Information shown.
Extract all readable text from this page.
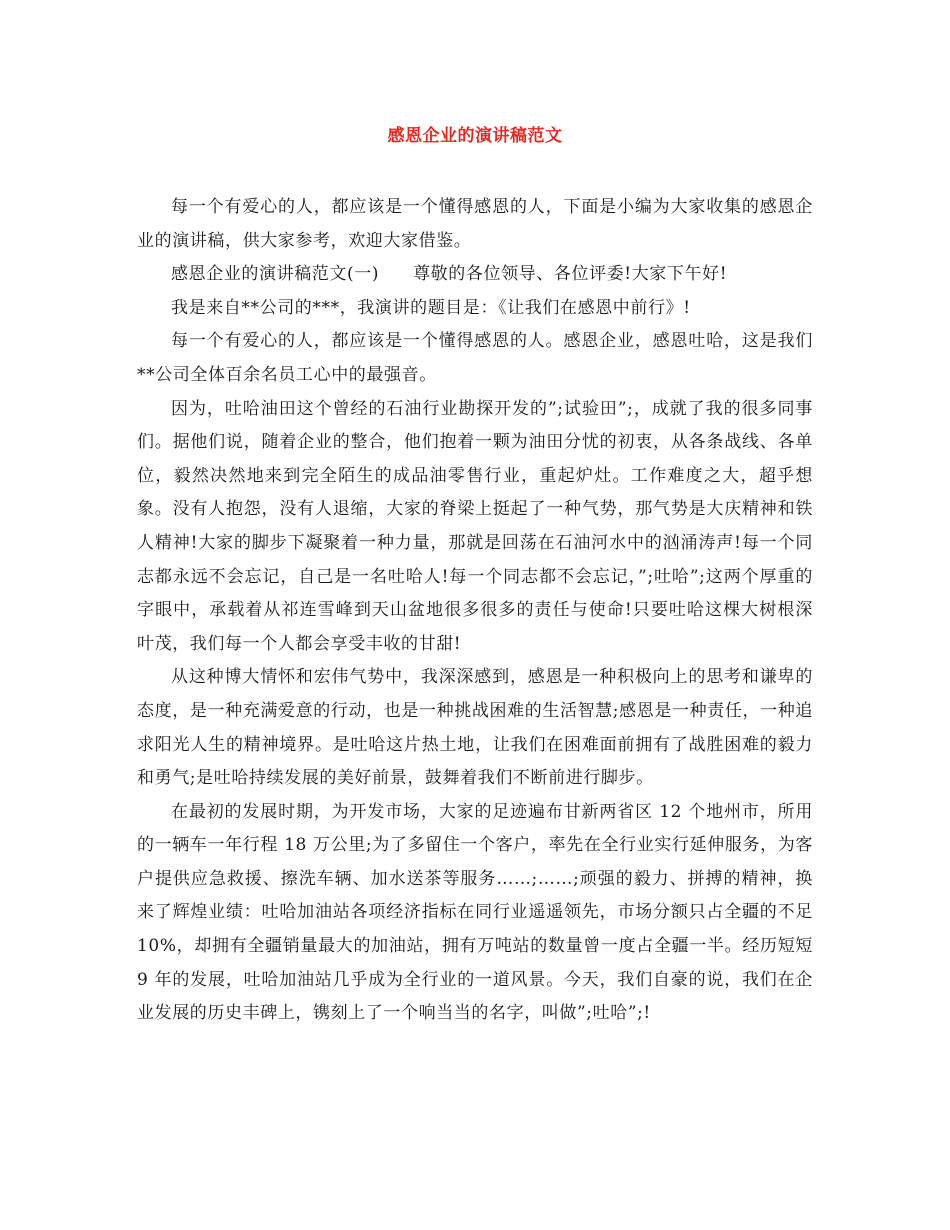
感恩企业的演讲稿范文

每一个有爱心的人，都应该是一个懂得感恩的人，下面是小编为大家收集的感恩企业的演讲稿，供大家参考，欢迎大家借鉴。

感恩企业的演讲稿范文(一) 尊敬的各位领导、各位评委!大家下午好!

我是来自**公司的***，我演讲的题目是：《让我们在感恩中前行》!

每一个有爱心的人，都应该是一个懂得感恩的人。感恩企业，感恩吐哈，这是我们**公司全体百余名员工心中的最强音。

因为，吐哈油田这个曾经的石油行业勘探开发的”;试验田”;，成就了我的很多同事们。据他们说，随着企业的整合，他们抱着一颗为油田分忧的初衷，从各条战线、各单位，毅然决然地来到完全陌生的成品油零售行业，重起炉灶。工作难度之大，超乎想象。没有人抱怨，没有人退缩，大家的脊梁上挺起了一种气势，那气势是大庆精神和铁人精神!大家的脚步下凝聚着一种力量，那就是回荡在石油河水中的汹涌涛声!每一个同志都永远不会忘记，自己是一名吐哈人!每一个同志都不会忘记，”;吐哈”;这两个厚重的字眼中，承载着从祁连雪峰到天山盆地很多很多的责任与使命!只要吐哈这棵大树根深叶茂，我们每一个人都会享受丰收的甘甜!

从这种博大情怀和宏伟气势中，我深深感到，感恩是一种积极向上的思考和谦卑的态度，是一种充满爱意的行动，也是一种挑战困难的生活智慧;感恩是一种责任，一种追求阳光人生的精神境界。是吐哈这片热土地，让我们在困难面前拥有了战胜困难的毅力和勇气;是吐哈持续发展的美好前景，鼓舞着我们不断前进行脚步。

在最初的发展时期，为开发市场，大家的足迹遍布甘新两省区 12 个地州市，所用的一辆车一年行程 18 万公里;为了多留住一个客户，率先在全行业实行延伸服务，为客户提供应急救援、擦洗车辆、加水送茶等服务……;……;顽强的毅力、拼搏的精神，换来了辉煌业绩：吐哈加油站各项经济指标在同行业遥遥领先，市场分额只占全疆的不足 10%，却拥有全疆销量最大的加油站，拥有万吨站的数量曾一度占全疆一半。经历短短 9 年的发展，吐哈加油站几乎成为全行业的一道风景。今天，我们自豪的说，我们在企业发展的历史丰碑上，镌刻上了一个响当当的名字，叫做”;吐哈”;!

Objective. Set the pictures aside and transcribe the data above exactly.

Written reply.
Extract all readable text from this page.
感恩企业的演讲稿范文

每一个有爱心的人，都应该是一个懂得感恩的人，下面是小编为大家收集的感恩企业的演讲稿，供大家参考，欢迎大家借鉴。

感恩企业的演讲稿范文(一) 尊敬的各位领导、各位评委!大家下午好!

我是来自**公司的***，我演讲的题目是：《让我们在感恩中前行》!

每一个有爱心的人，都应该是一个懂得感恩的人。感恩企业，感恩吐哈，这是我们**公司全体百余名员工心中的最强音。

因为，吐哈油田这个曾经的石油行业勘探开发的”;试验田”;，成就了我的很多同事们。据他们说，随着企业的整合，他们抱着一颗为油田分忧的初衷，从各条战线、各单位，毅然决然地来到完全陌生的成品油零售行业，重起炉灶。工作难度之大，超乎想象。没有人抱怨，没有人退缩，大家的脊梁上挺起了一种气势，那气势是大庆精神和铁人精神!大家的脚步下凝聚着一种力量，那就是回荡在石油河水中的汹涌涛声!每一个同志都永远不会忘记，自己是一名吐哈人!每一个同志都不会忘记，”;吐哈”;这两个厚重的字眼中，承载着从祁连雪峰到天山盆地很多很多的责任与使命!只要吐哈这棵大树根深叶茂，我们每一个人都会享受丰收的甘甜!

从这种博大情怀和宏伟气势中，我深深感到，感恩是一种积极向上的思考和谦卑的态度，是一种充满爱意的行动，也是一种挑战困难的生活智慧;感恩是一种责任，一种追求阳光人生的精神境界。是吐哈这片热土地，让我们在困难面前拥有了战胜困难的毅力和勇气;是吐哈持续发展的美好前景，鼓舞着我们不断前进行脚步。

在最初的发展时期，为开发市场，大家的足迹遍布甘新两省区 12 个地州市，所用的一辆车一年行程 18 万公里;为了多留住一个客户，率先在全行业实行延伸服务，为客户提供应急救援、擦洗车辆、加水送茶等服务……;……;顽强的毅力、拼搏的精神，换来了辉煌业绩：吐哈加油站各项经济指标在同行业遥遥领先，市场分额只占全疆的不足 10%，却拥有全疆销量最大的加油站，拥有万吨站的数量曾一度占全疆一半。经历短短 9 年的发展，吐哈加油站几乎成为全行业的一道风景。今天，我们自豪的说，我们在企业发展的历史丰碑上，镌刻上了一个响当当的名字，叫做”;吐哈”;!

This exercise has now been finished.